## WORK TO BE COMPLETED
Scan the lines below for "ensure"; report the number of lines that contain it, and only that.

(begin)

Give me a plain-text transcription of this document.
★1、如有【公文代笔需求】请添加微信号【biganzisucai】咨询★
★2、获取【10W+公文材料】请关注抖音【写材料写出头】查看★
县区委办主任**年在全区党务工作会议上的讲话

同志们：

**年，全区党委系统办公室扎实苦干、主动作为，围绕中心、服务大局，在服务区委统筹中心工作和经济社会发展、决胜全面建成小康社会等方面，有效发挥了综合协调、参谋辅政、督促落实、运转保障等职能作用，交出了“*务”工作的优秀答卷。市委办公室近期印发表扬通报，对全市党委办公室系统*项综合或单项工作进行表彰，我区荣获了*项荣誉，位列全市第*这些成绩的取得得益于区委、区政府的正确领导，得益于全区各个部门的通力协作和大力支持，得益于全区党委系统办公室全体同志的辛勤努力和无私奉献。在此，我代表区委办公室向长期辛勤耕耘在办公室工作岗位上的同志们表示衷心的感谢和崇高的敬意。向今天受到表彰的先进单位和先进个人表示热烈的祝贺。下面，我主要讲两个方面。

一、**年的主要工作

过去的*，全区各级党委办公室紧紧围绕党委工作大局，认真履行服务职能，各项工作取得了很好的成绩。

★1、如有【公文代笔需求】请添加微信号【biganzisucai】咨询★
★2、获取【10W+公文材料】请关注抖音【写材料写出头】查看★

(end)
(begin)

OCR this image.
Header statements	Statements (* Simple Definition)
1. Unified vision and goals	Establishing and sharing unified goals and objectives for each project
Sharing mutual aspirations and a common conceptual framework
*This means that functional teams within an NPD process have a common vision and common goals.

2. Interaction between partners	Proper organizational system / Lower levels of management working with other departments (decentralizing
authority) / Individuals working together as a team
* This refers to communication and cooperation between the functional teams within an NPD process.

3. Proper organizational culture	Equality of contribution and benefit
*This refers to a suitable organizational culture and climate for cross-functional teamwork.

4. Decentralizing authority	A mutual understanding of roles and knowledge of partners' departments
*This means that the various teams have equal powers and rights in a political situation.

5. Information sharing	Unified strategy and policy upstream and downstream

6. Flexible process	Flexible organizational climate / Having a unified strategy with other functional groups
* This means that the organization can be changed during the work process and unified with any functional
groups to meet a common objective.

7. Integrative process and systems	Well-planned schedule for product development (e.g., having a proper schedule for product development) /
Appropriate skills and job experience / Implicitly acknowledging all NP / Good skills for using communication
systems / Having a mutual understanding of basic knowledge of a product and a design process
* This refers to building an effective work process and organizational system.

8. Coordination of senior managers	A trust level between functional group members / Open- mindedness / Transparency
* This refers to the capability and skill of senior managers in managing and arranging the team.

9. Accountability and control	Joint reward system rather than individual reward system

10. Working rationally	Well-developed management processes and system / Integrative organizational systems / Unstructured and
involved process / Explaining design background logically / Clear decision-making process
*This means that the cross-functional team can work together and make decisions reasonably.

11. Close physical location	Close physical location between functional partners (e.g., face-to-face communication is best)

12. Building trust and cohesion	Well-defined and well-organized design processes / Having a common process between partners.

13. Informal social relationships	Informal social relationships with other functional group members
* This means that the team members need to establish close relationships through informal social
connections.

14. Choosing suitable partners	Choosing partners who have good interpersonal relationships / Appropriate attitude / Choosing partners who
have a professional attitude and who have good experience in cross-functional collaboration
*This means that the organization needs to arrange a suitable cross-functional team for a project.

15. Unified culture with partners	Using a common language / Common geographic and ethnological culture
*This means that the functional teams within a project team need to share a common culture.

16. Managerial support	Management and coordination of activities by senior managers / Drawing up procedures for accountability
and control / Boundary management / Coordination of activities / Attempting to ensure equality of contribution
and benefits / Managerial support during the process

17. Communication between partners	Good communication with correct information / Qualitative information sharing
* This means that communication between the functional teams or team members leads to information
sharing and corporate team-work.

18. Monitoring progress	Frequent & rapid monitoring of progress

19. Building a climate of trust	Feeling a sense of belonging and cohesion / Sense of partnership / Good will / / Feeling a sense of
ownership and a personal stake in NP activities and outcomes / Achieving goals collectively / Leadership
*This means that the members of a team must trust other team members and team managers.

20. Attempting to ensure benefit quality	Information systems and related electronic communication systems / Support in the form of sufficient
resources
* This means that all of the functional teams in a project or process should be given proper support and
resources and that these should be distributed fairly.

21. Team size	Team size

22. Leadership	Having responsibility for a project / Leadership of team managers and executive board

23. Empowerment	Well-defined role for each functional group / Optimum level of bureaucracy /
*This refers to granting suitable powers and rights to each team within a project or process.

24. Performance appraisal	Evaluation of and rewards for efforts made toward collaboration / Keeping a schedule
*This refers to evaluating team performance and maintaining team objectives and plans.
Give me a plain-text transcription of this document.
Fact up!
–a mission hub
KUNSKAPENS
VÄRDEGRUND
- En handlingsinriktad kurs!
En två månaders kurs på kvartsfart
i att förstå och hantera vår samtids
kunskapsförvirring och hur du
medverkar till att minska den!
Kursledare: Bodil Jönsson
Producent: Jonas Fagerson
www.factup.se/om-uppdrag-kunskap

(end)
(begin)

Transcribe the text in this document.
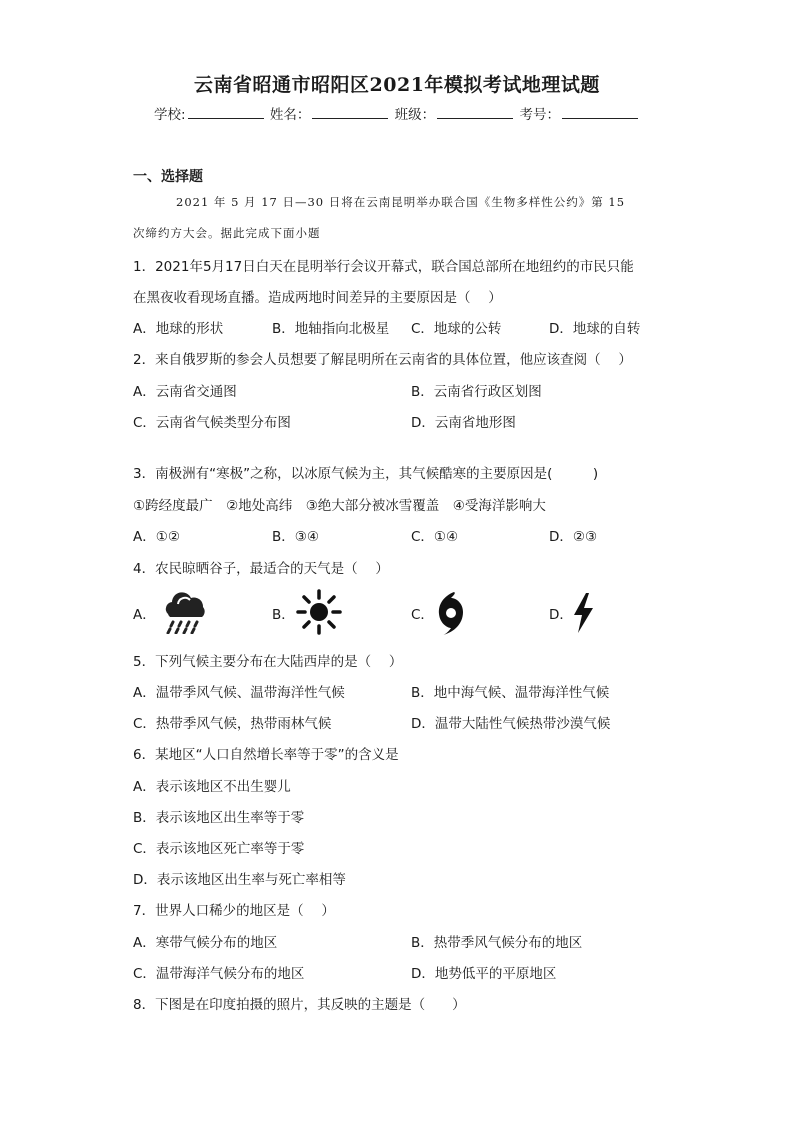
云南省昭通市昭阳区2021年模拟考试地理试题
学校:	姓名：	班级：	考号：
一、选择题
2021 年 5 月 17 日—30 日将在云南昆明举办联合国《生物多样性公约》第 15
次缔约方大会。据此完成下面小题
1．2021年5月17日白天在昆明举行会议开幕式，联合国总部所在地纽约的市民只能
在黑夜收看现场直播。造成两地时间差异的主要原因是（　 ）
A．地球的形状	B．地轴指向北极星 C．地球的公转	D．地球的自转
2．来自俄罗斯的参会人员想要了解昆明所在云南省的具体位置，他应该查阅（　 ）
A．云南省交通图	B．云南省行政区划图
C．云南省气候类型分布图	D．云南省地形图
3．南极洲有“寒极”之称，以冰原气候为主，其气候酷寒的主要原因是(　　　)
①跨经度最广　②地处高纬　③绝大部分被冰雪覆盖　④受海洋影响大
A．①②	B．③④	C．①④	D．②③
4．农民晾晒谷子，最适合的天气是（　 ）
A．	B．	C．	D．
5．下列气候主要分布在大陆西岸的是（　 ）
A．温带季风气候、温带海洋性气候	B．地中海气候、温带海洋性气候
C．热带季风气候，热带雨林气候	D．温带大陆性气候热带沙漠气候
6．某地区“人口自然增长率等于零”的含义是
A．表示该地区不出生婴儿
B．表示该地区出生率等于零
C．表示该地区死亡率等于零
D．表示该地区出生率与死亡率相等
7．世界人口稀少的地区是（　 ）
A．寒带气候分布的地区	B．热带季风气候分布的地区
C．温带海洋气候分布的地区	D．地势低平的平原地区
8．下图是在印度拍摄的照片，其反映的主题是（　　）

(end)

## ANSWER TO THIS TASK
2